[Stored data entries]
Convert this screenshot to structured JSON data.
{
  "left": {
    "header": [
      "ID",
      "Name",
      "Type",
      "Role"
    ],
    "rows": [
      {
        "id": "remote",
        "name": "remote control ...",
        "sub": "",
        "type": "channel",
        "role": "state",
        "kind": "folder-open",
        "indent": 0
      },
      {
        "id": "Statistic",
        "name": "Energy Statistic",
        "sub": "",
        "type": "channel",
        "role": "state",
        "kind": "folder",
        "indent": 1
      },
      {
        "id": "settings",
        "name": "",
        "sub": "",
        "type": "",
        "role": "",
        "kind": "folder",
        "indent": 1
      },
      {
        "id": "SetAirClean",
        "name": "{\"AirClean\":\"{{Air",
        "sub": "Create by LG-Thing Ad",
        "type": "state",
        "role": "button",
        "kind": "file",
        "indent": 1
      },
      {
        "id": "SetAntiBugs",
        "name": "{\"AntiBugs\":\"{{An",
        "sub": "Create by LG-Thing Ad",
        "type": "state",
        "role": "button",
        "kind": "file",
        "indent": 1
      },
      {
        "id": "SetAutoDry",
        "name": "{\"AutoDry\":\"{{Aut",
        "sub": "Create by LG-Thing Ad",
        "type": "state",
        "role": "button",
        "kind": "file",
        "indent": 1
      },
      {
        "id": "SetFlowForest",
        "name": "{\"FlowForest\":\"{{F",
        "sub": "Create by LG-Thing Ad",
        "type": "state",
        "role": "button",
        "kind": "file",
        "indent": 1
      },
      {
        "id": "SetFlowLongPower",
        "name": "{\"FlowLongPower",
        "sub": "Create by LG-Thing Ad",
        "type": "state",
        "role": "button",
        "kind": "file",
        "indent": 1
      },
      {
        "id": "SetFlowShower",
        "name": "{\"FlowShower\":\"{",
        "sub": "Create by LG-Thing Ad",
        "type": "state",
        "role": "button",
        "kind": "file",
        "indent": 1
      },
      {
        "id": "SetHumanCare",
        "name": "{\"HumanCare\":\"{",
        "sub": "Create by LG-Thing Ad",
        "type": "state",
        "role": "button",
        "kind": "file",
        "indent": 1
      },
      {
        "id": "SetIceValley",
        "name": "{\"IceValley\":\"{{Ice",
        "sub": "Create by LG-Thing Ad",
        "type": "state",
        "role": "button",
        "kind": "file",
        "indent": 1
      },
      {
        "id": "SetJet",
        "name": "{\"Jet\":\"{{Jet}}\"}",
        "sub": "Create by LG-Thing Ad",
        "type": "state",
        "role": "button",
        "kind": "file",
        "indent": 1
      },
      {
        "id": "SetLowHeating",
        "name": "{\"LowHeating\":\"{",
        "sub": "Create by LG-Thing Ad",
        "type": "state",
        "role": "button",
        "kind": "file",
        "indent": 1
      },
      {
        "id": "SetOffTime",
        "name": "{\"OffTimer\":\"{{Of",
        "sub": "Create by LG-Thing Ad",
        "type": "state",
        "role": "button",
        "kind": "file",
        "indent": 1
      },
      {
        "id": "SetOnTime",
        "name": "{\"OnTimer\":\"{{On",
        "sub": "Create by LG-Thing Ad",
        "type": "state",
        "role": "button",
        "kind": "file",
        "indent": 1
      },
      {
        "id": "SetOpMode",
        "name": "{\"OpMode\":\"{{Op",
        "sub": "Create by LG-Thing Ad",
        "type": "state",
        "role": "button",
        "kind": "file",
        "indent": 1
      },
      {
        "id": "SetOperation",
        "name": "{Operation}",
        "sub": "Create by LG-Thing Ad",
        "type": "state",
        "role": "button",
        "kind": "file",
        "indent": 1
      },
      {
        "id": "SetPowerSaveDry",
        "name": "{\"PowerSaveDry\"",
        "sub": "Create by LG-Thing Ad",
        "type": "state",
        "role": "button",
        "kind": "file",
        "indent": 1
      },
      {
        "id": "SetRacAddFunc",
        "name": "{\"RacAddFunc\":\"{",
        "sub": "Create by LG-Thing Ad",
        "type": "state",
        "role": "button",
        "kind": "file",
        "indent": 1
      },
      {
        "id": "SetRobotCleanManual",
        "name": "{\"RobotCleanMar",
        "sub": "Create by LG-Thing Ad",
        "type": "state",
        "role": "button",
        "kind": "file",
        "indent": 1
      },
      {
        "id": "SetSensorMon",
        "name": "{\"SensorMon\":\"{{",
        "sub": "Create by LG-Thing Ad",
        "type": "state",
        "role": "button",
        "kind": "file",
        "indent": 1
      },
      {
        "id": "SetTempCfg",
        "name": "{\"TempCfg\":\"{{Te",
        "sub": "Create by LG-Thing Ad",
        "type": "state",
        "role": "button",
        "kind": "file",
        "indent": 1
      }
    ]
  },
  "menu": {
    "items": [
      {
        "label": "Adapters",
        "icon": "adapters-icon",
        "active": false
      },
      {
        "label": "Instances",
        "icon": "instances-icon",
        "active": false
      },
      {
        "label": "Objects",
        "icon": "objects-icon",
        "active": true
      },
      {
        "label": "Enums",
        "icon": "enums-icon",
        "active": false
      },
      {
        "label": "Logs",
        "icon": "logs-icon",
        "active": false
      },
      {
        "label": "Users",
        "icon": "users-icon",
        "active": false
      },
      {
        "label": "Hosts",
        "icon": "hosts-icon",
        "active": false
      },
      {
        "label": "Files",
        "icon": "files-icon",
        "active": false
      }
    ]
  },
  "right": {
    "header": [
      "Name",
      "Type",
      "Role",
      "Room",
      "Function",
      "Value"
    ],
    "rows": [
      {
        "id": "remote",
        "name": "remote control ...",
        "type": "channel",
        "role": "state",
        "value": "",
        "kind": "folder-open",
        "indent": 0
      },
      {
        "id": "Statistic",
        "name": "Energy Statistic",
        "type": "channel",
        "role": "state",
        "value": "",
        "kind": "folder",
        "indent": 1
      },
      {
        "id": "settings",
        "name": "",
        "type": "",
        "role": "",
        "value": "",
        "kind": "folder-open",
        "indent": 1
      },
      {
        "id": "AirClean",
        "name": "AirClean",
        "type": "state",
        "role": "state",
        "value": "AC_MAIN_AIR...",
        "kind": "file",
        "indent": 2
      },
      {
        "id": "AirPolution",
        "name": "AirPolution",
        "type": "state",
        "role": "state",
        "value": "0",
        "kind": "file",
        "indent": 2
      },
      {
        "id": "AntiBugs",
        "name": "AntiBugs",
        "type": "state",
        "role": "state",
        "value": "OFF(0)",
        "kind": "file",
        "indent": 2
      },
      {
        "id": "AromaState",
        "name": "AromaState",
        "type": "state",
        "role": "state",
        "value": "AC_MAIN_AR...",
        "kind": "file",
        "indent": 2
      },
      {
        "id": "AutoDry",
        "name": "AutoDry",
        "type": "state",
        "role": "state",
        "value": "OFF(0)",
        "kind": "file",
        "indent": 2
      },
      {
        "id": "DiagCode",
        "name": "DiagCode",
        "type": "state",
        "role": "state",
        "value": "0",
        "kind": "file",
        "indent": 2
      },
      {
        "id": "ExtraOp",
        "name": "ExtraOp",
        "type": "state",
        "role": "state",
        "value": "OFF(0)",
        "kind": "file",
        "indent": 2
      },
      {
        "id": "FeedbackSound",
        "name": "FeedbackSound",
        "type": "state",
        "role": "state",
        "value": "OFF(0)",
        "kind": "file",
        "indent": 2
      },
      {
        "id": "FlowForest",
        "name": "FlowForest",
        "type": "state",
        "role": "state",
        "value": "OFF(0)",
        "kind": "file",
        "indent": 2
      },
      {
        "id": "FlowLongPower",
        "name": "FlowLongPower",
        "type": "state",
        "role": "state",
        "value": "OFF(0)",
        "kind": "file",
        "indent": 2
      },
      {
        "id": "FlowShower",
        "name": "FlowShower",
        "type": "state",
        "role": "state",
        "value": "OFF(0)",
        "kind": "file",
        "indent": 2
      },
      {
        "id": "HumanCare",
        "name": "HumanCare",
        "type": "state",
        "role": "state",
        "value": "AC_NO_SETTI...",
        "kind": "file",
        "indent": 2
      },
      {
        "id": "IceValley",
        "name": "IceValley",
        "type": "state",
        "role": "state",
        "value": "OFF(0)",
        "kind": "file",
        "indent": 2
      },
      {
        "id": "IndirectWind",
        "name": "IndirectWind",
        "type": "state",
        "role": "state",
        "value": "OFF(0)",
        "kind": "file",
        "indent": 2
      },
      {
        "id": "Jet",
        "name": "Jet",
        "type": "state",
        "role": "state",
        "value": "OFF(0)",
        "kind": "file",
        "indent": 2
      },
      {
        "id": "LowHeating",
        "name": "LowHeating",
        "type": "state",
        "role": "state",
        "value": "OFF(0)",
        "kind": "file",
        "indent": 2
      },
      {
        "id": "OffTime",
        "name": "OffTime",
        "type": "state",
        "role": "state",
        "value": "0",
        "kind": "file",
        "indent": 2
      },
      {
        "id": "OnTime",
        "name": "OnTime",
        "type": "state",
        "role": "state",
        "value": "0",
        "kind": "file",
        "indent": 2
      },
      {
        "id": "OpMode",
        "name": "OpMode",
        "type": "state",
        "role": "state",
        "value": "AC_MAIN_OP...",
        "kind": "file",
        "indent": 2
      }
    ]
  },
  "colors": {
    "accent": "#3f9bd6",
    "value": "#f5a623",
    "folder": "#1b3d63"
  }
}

> YOUR TASK:
Filter the data, keeping only the lines that contain "IndirectWind".

> TASK OUTPUT:
        "id": "IndirectWind",
        "name": "IndirectWind",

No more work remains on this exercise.